┏━━

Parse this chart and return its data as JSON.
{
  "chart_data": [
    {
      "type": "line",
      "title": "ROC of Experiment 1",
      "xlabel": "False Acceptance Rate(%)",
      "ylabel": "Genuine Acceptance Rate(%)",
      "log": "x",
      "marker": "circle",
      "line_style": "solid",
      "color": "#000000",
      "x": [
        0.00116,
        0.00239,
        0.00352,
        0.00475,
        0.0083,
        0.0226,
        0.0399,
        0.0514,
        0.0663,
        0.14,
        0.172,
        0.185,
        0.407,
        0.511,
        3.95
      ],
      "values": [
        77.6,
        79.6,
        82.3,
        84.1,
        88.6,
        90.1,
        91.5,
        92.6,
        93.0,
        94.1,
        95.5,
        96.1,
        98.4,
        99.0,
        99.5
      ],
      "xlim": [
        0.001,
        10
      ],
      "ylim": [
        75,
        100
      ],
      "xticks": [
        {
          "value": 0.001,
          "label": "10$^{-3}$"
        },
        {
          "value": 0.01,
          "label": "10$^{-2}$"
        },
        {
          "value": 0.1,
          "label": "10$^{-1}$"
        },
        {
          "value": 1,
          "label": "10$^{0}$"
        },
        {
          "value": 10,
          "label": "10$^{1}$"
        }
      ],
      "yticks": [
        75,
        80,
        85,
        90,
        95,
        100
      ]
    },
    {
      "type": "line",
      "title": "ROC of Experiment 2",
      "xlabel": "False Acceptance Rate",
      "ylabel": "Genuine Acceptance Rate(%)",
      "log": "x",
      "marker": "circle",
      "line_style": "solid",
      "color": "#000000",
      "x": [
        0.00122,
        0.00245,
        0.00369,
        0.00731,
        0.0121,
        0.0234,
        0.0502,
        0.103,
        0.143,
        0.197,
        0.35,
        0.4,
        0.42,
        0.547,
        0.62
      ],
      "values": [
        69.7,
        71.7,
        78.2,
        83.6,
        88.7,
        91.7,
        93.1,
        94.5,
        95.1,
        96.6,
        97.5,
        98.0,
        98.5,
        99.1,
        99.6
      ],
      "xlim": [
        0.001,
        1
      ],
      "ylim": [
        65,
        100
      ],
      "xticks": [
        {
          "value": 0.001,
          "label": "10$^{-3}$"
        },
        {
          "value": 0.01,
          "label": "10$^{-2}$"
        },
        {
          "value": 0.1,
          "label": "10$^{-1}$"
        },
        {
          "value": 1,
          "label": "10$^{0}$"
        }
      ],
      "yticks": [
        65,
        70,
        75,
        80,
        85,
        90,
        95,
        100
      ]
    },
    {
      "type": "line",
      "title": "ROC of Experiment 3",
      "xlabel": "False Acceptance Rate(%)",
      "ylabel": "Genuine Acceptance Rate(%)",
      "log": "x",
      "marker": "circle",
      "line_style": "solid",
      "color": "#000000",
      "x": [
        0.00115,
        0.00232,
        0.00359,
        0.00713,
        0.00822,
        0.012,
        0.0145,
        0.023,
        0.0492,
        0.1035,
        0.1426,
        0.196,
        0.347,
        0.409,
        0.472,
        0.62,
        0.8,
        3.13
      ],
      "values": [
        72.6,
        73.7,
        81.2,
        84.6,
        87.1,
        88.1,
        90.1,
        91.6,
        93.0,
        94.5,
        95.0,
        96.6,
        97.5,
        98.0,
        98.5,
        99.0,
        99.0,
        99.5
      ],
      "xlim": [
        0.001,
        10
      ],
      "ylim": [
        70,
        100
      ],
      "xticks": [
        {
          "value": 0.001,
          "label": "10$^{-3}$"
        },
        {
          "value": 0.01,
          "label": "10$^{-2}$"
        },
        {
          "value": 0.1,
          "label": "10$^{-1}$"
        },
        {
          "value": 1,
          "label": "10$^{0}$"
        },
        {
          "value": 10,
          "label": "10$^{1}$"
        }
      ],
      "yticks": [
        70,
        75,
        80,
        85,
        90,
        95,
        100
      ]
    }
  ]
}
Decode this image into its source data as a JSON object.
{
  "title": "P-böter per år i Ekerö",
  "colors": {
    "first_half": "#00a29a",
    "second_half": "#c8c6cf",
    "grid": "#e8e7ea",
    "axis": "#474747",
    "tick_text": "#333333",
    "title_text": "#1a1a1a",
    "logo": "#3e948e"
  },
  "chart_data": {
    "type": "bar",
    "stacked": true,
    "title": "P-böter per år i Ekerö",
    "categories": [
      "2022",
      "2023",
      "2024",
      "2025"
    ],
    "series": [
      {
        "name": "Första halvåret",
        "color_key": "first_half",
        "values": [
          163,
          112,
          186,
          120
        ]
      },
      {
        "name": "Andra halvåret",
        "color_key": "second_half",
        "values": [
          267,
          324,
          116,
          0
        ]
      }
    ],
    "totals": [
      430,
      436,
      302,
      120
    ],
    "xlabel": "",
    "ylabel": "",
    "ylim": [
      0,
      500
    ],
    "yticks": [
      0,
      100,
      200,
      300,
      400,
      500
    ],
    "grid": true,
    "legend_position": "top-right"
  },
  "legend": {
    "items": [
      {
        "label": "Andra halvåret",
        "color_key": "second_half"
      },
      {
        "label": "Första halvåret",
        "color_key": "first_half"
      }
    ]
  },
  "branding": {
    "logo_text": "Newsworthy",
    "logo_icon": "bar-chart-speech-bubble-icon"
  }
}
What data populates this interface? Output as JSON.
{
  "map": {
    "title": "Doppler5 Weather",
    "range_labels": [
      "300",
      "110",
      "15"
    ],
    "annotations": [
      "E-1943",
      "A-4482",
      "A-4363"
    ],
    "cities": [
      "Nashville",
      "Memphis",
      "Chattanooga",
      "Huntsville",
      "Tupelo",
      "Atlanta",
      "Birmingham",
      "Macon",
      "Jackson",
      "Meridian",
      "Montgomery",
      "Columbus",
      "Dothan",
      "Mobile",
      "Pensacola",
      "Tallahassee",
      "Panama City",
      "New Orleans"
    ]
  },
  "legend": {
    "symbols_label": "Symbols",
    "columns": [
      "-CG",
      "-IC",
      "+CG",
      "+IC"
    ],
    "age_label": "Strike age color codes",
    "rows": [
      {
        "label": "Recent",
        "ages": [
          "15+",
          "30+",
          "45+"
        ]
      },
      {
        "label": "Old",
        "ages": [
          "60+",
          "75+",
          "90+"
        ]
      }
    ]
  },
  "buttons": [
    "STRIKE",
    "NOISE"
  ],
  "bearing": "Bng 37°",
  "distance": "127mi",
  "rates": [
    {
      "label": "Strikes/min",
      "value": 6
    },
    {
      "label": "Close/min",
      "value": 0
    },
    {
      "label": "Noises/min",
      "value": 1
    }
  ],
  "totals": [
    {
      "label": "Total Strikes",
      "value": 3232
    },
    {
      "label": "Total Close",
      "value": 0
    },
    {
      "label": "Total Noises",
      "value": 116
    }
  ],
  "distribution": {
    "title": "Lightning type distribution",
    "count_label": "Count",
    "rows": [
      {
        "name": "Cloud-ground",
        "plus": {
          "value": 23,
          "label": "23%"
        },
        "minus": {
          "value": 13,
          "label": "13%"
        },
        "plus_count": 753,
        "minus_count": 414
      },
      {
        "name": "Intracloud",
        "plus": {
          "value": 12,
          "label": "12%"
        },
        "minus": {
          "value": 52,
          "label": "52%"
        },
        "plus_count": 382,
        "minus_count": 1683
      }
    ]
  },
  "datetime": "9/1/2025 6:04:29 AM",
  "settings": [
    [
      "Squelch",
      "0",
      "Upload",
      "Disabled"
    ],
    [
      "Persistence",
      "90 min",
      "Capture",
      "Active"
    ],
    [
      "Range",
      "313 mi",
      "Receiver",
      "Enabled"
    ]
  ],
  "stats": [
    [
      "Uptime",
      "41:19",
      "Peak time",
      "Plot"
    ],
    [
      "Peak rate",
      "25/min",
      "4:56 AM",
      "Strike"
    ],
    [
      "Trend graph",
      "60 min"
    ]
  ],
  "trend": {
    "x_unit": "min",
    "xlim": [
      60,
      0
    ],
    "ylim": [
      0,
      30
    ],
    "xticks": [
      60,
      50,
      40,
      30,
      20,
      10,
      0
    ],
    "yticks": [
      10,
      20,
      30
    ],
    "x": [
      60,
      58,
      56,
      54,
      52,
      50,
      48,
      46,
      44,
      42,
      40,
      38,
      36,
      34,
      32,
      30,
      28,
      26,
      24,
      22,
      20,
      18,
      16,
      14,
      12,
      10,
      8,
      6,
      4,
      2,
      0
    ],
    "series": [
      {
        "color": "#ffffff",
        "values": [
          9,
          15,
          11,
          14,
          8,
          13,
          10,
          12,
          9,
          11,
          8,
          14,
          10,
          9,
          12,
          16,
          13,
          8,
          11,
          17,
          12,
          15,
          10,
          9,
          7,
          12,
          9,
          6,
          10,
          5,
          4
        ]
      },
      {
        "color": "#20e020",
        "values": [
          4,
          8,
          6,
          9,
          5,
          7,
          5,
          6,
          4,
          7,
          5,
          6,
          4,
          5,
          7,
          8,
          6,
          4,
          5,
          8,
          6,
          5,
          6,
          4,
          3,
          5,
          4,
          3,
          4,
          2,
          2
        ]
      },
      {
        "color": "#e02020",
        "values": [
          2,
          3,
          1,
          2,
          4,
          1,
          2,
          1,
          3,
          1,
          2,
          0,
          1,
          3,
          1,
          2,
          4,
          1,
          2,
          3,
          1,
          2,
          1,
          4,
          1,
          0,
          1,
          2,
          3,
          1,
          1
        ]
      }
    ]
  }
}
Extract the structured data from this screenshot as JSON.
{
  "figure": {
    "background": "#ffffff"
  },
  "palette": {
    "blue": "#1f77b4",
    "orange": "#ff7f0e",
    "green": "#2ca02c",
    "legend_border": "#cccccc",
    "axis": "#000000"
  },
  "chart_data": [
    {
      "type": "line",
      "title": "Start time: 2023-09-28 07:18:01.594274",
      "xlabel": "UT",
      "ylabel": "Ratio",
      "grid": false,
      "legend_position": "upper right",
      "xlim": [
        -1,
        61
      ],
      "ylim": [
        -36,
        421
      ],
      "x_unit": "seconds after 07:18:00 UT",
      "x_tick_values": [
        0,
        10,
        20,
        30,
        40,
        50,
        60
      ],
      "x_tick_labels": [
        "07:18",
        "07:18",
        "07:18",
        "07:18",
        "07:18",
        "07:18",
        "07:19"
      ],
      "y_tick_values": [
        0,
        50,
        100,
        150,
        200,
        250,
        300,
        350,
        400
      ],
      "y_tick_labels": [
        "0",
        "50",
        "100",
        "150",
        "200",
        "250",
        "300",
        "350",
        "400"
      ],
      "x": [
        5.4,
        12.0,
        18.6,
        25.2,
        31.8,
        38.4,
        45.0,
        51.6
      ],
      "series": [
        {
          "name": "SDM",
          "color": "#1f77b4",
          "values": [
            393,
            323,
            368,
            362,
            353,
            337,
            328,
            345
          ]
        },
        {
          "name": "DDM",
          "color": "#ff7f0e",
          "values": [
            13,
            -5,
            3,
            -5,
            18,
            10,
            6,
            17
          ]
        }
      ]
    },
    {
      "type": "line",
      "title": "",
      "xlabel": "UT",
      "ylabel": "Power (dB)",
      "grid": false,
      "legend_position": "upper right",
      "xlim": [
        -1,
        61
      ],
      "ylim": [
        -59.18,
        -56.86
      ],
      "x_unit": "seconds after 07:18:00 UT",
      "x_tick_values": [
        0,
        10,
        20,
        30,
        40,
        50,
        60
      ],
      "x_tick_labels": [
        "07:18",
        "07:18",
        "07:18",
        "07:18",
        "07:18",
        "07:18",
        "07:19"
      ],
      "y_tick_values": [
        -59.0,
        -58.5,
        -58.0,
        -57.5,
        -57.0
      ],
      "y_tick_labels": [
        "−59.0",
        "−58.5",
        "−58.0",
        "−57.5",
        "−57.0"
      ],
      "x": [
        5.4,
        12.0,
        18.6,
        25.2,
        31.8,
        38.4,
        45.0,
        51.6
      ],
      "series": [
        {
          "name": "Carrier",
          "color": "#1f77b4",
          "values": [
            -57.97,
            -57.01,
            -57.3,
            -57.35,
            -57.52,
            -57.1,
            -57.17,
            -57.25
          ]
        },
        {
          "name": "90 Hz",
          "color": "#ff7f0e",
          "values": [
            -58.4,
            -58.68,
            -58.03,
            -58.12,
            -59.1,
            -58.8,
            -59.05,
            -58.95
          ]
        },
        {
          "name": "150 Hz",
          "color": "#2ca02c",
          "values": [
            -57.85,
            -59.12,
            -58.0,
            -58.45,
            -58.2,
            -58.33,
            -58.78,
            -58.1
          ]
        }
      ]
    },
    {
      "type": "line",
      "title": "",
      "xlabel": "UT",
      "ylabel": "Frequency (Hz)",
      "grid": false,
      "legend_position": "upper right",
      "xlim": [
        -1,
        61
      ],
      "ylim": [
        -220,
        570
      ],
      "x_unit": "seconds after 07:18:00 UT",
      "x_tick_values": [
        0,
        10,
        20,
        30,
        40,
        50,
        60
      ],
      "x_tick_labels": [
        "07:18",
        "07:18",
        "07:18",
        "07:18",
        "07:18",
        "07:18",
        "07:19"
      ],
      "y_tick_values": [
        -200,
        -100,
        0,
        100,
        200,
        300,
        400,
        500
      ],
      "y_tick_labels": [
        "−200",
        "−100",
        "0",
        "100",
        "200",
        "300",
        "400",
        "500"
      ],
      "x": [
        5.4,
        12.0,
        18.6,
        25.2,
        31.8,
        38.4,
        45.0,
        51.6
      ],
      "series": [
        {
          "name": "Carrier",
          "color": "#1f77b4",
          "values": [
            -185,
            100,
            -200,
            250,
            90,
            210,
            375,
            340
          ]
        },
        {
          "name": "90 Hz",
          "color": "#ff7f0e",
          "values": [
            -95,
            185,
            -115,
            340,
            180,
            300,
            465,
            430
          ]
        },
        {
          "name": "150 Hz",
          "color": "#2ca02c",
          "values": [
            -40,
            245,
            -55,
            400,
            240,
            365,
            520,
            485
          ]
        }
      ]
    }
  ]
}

┗━━

**Your objective**
From the data above, copy out every line with the string "Ekerö" in it.

**Final answer**
  "title": "P-böter per år i Ekerö",
    "title": "P-böter per år i Ekerö",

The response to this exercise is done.